Return every line below in which "forbindelse" appears.
—————
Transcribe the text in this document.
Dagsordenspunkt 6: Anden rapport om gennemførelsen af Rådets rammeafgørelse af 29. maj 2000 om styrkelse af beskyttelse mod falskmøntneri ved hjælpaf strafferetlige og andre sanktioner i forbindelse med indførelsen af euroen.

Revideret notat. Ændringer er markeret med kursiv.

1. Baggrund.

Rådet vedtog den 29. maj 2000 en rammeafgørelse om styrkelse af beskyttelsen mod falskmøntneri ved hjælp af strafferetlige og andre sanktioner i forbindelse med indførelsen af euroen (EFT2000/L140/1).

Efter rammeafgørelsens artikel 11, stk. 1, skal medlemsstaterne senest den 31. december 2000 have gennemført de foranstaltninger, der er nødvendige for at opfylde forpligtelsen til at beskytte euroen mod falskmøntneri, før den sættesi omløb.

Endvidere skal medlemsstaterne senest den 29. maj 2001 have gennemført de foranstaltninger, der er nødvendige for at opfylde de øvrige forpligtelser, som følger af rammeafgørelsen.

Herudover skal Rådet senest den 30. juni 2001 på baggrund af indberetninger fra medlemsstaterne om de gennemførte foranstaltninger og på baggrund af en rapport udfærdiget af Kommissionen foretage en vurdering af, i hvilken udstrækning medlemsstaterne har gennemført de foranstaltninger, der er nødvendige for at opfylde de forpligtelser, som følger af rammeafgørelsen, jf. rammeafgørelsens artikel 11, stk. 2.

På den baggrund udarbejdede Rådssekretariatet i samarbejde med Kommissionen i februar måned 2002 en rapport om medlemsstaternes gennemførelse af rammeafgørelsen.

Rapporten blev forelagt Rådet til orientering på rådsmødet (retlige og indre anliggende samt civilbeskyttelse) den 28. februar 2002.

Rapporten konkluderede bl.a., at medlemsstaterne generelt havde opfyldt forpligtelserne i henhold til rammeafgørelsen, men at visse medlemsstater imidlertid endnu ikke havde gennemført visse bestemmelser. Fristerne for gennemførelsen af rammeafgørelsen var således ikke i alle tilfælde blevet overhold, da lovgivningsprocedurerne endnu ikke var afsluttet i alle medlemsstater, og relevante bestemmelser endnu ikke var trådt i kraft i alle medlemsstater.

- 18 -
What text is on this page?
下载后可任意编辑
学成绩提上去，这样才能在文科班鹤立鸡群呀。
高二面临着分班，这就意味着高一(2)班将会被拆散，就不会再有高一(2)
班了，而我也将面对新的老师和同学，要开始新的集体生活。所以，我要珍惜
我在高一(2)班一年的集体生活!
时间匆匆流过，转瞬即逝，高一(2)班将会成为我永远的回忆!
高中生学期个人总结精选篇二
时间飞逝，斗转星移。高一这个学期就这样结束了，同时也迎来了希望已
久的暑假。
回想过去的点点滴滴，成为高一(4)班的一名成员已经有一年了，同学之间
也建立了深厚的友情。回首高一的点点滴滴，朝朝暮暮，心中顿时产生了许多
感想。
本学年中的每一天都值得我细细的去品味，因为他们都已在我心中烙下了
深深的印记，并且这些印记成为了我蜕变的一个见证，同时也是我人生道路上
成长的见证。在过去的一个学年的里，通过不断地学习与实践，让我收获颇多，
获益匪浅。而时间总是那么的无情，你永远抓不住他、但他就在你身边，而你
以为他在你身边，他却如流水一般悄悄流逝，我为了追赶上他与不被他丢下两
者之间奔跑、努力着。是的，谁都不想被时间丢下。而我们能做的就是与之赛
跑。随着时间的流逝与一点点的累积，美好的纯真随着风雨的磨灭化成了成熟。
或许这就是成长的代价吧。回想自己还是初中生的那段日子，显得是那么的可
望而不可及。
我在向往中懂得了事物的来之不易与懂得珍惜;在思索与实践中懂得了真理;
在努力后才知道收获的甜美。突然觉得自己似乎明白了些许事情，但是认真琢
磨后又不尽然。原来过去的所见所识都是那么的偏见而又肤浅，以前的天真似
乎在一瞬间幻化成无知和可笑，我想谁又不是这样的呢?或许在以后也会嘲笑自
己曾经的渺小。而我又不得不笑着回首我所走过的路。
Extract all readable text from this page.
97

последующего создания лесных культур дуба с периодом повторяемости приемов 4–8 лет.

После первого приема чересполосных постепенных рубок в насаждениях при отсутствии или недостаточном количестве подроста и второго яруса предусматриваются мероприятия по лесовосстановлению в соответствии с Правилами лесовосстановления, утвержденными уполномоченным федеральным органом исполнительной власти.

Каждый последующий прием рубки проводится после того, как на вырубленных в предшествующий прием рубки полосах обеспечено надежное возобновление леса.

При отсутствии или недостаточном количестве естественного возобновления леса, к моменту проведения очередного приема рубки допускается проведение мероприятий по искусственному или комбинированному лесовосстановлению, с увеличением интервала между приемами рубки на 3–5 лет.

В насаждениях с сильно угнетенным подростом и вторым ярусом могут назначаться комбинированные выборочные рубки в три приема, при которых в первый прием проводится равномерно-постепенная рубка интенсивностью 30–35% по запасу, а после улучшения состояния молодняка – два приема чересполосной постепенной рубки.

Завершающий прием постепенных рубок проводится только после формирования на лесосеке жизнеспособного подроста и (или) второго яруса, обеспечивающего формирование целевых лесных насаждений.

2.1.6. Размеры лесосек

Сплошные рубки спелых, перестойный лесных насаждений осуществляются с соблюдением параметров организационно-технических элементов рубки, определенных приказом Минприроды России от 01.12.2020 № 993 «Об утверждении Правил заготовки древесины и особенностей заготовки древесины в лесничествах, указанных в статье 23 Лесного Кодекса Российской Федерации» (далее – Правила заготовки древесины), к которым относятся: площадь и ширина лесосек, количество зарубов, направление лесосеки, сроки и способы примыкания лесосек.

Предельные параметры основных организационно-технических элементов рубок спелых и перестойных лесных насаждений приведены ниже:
—————
### [ANSWER]
Dagsordenspunkt 6: Anden rapport om gennemførelsen af Rådets rammeafgørelse af 29. maj 2000 om styrkelse af beskyttelse mod falskmøntneri ved hjælpaf strafferetlige og andre sanktioner i forbindelse med indførelsen af euroen.
Rådet vedtog den 29. maj 2000 en rammeafgørelse om styrkelse af beskyttelsen mod falskmøntneri ved hjælp af strafferetlige og andre sanktioner i forbindelse med indførelsen af euroen (EFT2000/L140/1).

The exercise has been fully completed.